GIVEN TASK: Read the entries below and pull out each line with the string "Signalhornbetätigung".

(Records excerpted from a collection)
──────────
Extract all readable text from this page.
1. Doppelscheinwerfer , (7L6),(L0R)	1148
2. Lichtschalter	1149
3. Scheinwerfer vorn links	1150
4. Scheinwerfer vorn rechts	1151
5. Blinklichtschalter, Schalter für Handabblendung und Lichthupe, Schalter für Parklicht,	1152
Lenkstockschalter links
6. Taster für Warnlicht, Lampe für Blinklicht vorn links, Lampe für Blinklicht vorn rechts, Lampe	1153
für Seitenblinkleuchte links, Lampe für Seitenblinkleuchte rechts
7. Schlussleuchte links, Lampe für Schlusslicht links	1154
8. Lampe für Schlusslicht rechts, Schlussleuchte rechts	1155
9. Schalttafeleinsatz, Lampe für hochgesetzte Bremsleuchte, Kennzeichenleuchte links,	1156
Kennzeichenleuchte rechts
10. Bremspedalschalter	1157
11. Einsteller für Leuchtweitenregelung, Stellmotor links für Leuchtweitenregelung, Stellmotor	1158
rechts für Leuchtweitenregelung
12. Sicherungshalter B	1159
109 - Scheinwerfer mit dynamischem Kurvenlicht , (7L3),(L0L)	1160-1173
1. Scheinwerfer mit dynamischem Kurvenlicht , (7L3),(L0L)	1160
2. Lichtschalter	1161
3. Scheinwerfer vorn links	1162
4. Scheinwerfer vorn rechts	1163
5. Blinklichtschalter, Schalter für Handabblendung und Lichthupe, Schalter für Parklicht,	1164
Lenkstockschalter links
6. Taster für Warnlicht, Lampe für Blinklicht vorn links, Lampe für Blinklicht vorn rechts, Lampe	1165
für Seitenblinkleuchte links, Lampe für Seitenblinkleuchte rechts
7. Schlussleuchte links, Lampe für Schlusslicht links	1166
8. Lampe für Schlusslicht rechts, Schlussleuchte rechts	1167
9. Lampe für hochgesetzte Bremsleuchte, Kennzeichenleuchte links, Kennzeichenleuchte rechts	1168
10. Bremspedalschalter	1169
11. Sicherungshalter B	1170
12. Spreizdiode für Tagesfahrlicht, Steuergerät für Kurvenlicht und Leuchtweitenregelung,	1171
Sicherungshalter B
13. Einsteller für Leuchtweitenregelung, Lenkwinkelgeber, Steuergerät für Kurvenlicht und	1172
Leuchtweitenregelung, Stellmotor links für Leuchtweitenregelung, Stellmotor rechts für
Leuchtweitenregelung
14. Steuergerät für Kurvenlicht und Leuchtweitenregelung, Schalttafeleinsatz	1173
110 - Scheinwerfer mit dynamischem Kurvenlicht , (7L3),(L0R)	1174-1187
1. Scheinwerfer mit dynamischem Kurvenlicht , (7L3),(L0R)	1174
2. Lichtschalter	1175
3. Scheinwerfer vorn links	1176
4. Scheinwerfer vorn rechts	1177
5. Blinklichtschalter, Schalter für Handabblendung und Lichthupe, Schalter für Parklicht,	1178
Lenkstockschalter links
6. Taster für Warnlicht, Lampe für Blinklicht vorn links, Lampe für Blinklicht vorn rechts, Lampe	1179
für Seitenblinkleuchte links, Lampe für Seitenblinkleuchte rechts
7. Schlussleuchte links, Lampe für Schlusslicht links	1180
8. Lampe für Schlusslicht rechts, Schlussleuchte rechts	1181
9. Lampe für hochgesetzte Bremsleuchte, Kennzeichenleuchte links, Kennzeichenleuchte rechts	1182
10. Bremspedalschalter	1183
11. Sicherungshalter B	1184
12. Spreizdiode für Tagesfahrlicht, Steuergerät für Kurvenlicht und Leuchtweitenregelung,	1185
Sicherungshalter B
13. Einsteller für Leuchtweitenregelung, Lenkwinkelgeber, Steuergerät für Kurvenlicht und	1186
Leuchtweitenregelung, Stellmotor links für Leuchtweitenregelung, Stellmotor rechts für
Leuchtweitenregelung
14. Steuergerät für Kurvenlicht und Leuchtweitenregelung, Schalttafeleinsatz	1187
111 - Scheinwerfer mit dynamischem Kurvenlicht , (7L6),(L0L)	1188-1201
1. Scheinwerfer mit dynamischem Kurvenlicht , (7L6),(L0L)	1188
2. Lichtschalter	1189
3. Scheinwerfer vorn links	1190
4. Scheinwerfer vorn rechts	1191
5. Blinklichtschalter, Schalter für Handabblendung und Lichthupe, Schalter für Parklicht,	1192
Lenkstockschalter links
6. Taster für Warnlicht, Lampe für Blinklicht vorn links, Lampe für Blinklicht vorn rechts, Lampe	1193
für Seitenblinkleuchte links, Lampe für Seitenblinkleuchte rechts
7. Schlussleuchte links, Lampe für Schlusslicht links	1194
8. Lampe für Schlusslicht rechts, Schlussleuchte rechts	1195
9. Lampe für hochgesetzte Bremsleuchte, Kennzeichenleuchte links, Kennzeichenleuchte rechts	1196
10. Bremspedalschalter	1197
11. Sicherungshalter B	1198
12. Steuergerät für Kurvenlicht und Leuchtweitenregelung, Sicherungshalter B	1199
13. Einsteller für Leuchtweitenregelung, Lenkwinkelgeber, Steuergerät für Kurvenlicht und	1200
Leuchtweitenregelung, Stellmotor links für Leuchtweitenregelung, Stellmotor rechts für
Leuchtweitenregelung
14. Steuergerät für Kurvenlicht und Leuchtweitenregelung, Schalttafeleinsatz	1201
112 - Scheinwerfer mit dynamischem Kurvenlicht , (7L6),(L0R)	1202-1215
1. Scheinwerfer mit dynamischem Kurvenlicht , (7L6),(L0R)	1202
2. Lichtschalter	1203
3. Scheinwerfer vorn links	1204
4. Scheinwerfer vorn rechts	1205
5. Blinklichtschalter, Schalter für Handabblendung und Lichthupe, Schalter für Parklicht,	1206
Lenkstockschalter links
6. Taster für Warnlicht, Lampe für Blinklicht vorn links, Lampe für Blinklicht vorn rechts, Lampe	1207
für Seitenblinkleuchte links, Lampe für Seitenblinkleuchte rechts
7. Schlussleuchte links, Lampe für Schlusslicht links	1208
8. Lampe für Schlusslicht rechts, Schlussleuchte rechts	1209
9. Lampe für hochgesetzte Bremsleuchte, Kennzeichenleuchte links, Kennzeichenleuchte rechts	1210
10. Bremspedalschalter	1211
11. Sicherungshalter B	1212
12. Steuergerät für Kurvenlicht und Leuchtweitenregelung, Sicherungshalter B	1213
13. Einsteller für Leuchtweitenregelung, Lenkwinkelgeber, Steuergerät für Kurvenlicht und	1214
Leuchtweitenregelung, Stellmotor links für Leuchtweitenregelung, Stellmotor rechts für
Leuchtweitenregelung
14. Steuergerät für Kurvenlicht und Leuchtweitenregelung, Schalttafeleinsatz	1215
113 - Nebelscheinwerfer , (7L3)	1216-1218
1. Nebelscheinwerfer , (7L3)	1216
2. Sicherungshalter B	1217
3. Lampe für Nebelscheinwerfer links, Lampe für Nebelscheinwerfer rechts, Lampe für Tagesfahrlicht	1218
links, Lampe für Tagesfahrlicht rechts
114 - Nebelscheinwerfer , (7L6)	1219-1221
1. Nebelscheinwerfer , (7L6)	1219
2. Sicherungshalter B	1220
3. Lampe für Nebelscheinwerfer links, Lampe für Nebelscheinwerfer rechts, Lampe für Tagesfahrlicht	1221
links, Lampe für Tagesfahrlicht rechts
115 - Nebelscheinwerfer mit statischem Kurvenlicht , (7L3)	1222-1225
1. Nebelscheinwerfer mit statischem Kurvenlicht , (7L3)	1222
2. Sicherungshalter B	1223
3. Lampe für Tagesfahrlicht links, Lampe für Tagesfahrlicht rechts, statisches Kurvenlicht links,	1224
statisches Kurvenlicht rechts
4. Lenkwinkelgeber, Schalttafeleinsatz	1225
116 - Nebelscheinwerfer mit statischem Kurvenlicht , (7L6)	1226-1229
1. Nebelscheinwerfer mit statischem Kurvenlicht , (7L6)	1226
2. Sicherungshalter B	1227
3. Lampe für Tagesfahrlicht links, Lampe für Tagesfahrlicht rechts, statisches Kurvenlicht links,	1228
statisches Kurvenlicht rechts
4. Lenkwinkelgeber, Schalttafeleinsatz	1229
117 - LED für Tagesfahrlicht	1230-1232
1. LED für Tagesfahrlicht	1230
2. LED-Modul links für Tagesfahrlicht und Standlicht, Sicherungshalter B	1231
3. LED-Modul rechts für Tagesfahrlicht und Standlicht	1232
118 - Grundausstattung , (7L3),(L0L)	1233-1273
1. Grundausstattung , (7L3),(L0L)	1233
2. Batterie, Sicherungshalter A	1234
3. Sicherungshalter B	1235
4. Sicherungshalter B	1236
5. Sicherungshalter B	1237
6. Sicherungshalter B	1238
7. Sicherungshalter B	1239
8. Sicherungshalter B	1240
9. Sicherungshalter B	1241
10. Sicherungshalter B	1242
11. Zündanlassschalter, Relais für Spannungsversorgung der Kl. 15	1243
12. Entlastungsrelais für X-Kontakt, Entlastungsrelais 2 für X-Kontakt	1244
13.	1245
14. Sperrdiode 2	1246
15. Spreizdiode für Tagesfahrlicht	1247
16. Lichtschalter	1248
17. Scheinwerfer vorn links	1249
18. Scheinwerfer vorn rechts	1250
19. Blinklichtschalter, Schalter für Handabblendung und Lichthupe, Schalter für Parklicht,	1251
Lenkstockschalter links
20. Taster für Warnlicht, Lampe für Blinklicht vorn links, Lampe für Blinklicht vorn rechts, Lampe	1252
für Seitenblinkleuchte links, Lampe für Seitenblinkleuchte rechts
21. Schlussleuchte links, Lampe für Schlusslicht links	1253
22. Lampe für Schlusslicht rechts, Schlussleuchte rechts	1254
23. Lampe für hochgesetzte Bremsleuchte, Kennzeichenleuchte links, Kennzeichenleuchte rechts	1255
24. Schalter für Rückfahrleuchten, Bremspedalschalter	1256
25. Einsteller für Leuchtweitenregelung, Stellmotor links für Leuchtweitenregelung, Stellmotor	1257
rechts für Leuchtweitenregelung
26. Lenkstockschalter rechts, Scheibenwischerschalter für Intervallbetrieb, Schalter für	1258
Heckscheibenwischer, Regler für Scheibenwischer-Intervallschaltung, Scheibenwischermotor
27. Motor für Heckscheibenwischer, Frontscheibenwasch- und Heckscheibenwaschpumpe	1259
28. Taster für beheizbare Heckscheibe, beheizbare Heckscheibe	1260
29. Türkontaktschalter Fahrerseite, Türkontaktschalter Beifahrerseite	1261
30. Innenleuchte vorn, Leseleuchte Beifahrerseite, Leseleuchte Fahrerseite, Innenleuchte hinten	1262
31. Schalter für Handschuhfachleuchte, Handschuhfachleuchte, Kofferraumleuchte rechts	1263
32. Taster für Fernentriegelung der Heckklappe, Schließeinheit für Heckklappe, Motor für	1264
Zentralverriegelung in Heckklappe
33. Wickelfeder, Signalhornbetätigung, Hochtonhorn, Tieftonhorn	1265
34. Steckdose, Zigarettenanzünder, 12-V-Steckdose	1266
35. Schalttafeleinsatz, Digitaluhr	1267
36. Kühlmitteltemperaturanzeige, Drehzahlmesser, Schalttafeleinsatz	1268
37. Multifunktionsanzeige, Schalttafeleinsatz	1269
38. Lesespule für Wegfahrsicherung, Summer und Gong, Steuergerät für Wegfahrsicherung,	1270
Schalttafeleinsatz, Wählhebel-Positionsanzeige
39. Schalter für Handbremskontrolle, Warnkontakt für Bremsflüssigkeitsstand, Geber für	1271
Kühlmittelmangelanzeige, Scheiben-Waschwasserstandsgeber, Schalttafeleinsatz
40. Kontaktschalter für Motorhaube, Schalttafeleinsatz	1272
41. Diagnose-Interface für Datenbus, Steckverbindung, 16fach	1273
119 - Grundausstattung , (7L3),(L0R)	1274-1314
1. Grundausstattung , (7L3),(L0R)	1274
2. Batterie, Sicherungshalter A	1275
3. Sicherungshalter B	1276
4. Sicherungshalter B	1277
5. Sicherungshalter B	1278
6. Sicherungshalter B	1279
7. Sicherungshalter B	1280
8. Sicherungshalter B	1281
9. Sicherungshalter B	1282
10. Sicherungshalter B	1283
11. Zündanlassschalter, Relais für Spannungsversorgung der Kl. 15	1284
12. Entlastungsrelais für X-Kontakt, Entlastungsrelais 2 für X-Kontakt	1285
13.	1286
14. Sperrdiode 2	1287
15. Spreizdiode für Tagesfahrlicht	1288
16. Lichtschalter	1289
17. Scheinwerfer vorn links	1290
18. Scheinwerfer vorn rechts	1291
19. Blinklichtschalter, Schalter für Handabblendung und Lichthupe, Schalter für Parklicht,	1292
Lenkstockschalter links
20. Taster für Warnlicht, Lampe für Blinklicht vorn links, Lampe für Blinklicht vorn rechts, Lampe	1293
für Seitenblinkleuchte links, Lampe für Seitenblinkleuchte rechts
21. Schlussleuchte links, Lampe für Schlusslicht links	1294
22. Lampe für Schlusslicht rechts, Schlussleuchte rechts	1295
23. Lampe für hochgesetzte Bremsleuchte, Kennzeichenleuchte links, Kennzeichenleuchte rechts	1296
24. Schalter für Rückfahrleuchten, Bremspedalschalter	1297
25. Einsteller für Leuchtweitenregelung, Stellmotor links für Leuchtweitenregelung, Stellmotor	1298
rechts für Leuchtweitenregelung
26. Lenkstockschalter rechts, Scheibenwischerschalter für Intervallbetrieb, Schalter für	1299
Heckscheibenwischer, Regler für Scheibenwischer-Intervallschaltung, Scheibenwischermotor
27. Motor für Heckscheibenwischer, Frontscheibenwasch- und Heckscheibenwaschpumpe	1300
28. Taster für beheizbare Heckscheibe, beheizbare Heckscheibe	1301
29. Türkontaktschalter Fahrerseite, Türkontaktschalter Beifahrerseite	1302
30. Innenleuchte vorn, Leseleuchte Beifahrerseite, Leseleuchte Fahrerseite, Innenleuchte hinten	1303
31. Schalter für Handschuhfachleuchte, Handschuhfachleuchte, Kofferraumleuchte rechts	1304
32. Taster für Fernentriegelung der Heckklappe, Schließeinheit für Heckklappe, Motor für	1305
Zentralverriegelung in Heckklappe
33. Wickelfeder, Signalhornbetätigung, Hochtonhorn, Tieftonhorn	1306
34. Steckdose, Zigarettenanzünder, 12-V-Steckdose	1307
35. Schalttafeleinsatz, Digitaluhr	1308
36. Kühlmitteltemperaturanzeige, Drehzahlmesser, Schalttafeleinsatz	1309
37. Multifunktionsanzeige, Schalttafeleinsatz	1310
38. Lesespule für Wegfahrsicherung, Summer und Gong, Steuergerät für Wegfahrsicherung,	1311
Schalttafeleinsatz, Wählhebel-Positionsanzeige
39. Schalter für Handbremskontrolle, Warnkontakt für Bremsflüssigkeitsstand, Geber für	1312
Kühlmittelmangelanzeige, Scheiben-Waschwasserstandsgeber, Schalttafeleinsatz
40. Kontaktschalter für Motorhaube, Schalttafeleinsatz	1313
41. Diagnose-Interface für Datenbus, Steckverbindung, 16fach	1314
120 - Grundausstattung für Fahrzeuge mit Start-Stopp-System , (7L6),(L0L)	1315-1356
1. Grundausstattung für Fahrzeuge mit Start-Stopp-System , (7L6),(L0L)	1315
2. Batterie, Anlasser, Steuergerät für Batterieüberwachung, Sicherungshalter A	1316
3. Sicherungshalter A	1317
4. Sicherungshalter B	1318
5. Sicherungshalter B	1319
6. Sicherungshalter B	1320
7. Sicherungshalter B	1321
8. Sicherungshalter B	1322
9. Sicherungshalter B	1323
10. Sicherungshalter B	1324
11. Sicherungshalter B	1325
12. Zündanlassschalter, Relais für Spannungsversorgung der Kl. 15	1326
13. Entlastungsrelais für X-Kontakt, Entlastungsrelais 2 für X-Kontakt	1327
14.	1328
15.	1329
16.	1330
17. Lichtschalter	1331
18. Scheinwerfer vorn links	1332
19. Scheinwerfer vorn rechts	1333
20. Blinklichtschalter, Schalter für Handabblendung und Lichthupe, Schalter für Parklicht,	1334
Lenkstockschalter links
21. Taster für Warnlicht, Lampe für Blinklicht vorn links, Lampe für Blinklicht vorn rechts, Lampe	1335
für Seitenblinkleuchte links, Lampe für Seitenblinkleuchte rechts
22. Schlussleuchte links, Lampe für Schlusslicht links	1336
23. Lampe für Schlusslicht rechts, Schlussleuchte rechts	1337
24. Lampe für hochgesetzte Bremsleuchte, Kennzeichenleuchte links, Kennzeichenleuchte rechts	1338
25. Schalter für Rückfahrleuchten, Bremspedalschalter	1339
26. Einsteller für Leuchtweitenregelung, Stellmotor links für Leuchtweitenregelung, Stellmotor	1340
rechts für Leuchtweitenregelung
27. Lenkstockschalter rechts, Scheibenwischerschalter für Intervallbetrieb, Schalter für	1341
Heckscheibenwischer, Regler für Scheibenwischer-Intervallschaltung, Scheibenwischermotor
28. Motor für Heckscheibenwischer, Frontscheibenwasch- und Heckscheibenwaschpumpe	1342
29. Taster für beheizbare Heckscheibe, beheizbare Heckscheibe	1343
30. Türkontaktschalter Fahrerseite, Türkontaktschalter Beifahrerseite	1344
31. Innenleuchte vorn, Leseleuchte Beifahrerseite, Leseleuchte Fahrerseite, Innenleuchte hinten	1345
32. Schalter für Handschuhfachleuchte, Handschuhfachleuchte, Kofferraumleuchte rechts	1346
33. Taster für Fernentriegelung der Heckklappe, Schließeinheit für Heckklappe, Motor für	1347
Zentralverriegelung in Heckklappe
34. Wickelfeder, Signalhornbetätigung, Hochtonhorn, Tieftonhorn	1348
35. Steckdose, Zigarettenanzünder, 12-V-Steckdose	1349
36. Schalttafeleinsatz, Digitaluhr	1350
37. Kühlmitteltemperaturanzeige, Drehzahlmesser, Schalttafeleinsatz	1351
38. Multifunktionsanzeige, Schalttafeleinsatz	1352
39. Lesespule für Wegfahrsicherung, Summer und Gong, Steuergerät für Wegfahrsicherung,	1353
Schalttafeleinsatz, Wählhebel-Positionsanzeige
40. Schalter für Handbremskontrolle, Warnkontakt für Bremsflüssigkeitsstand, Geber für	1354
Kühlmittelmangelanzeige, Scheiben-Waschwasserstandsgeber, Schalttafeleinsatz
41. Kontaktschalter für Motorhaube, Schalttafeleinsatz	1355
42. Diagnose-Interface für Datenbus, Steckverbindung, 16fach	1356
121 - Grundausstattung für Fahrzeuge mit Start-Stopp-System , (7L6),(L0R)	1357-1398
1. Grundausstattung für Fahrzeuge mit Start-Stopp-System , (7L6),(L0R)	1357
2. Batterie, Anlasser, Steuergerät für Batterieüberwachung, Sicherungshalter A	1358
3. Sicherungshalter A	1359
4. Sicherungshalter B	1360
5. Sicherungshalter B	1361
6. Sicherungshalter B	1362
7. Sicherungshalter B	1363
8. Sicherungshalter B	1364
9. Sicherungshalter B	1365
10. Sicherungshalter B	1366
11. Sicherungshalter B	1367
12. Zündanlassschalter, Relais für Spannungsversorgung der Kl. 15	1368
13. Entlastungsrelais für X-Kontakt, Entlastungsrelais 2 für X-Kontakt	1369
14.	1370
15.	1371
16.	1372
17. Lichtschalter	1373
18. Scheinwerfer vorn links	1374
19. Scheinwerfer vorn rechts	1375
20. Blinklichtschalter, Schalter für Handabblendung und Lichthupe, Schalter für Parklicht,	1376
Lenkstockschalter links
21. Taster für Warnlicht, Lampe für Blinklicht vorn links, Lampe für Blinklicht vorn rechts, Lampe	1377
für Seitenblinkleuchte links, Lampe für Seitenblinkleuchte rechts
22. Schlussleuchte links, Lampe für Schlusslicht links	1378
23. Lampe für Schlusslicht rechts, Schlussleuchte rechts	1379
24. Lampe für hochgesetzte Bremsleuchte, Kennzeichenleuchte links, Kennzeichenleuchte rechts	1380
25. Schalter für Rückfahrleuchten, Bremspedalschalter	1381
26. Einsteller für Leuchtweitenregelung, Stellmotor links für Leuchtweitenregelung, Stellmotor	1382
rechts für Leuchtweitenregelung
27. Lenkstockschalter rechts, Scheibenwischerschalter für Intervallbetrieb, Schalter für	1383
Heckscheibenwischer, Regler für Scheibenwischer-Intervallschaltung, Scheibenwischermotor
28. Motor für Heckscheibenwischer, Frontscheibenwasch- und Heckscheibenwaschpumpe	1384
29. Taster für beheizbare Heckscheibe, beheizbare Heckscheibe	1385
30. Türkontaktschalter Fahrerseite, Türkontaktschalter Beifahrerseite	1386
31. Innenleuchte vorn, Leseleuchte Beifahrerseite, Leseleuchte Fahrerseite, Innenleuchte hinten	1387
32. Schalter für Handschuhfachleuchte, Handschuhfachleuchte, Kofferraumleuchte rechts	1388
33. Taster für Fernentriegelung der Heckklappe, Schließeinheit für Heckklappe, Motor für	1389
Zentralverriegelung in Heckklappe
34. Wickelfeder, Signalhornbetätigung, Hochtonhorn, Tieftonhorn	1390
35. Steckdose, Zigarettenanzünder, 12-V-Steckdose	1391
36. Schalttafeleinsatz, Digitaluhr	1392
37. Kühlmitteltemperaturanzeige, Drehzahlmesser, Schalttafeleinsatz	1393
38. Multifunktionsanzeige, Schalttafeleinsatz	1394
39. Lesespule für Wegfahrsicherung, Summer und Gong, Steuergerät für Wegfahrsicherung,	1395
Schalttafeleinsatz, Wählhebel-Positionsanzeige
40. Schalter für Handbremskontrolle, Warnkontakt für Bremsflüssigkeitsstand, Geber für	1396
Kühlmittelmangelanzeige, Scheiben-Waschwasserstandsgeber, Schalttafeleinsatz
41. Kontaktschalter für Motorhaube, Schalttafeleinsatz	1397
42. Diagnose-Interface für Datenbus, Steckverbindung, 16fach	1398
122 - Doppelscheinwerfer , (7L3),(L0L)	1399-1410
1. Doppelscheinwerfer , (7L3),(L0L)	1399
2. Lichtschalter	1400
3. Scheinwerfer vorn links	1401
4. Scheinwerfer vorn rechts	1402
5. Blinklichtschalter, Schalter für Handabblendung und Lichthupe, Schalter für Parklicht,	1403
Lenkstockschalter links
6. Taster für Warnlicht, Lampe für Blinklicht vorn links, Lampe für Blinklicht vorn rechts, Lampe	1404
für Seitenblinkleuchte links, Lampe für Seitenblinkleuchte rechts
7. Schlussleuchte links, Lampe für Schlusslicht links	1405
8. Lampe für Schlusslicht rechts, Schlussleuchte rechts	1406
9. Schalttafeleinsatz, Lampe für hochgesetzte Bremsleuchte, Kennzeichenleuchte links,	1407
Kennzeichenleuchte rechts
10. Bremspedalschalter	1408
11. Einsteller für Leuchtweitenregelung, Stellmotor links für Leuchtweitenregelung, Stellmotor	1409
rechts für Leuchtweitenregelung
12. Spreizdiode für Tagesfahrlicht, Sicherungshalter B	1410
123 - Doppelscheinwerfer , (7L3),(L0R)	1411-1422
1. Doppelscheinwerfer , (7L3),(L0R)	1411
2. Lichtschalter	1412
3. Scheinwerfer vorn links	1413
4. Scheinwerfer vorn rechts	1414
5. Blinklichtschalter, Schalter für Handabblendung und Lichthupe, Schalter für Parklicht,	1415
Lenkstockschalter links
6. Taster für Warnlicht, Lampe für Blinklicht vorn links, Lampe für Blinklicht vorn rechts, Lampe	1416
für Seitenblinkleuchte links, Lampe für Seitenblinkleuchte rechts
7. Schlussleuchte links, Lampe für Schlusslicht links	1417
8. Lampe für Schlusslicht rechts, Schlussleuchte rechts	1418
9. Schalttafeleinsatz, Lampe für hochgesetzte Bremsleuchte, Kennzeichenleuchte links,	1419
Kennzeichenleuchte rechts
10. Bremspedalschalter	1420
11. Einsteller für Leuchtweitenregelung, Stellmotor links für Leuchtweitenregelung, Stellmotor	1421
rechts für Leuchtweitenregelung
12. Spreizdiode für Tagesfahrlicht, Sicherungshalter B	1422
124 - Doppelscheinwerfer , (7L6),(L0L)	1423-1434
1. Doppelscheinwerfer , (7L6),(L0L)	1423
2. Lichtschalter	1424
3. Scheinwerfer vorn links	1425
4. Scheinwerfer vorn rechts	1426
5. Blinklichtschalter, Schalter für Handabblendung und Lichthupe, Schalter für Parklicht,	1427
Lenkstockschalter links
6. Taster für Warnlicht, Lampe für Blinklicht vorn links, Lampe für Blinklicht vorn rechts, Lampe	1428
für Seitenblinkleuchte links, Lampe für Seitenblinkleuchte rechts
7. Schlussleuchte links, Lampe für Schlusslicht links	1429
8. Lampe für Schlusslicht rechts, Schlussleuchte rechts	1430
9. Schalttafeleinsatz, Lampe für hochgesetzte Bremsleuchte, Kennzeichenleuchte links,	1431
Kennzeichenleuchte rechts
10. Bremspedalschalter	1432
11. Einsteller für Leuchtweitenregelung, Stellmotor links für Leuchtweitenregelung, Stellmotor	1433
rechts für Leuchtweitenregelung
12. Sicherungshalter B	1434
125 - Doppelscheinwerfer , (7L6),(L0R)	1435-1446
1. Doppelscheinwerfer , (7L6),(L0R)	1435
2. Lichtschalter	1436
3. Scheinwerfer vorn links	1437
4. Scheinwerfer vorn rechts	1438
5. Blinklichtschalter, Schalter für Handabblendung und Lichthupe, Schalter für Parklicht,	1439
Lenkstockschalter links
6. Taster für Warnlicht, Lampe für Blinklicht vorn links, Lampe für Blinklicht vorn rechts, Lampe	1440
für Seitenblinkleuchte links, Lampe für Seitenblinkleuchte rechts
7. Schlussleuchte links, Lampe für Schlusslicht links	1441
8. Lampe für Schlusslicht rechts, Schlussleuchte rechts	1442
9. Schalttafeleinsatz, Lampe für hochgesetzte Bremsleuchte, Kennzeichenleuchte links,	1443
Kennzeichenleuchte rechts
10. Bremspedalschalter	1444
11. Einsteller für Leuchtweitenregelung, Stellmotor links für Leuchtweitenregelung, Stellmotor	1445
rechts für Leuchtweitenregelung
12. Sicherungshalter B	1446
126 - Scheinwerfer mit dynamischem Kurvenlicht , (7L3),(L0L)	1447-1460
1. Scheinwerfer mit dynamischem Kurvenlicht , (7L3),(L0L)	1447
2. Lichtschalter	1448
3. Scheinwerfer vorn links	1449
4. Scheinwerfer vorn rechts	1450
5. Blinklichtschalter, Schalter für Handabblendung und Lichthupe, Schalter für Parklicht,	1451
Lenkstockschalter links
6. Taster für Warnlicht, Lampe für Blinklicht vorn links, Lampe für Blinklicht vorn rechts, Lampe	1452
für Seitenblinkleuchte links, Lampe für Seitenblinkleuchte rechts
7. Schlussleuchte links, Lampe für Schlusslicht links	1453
──────────
ANSWER BELOW:
33. Wickelfeder, Signalhornbetätigung, Hochtonhorn, Tieftonhorn	1265
33. Wickelfeder, Signalhornbetätigung, Hochtonhorn, Tieftonhorn	1306
34. Wickelfeder, Signalhornbetätigung, Hochtonhorn, Tieftonhorn	1348
34. Wickelfeder, Signalhornbetätigung, Hochtonhorn, Tieftonhorn	1390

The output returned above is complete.